━━ Supplied text
# Alfa proj revolver from cz



## Fernando (Oct 3, 2011)

Hi guys. Does someone know revolvers ALFA PROJ from Chekoslovakia? I am interested in a .357 model 3530.They seem good guns? I am looking for information before buying one.


----------



## TedDeBearFrmHell (Jul 1, 2011)

Fernando said:


> Hi guys. Does someone know revolvers ALFA PROJ from Chekoslovakia? I am interested in a .357 model 3530.They seem good guns? I am looking for information before buying one.


this might be a czech gun but it aint a cz.


----------



## Steve M1911A1 (Feb 6, 2008)

I looked at their website. These guns seem to be new to the marketplace.
I've never had my hands on one, nor seen one "in the flesh."

Maybe this information will help you:
Back in the old Communist times, the Czechs made extremely well designed automobiles and motorcycles out of terribly inferior materials. (I know that because I rode a Czech-made motorcycle for quite a long time, and I enjoyed driving a couple of different Czech-made cars while visiting the country.)
That tells me that Czech engineering probably can be depended upon, even when a Czech factory's materials-procurement department is severely handicapped.


----------



## TedDeBearFrmHell (Jul 1, 2011)

@ steve.... the description is jumbled as hell cause of the czech - english translation but it almost looked to read that the cylinder and the forcing cone lock up? like the m1895 nagant? maybe i am reading it wrong?

on the upside it looks as tho their auto pistols are cz75 clones! woot!


----------



## recoilguy (Apr 30, 2009)

I have never ridden in a Czech car, I have owned and driven a czech motorcycle back in the 70's. It was nice. I do shoot competitively with a Czech made weapon. It appears this company has a very close looking clone to it in their line of auto's. I know nothing of their revolvers, however Tedfromhell is correct, these are not CZ's unless you were using the CZ as an abbreviation for the czech republic as opposed to the gun company. They look to be a nice weapons. I have heard zero of these guys until this post, I would be interested if anyone has any real life experiance with them. I for one would rather have a quality crafted product made from quality material engineered correctly, then a well engineered item made from inferior products.
━━━━
**Exercise aim**.
Answer these about the forum thread on Alfa Proj revolvers:
1. Which revolver model is Fernando interested in?
2. Which company's pistol does TedDeBearFrmHell say the company's auto pistols look like clones of?
3. In which decade did recoilguy own and drive a Czech motorcycle?
━━ Dataset section
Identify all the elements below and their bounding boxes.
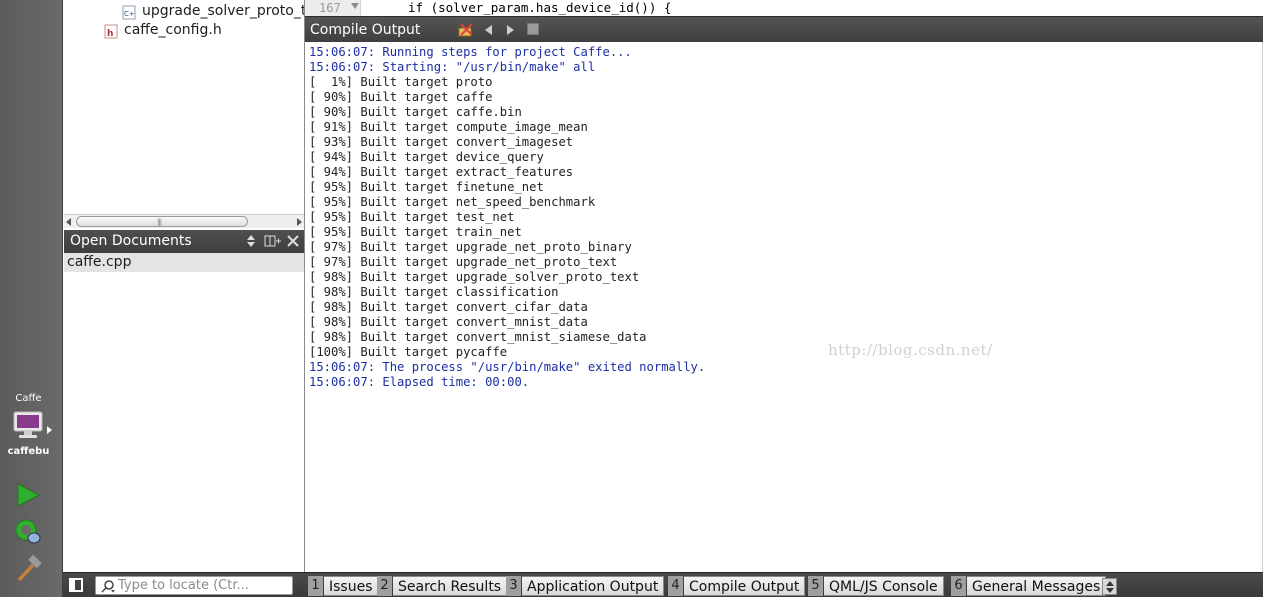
━━━━
**Exercise solution**.
1. The .357 model 3530.
2. The CZ75.
3. The 70's.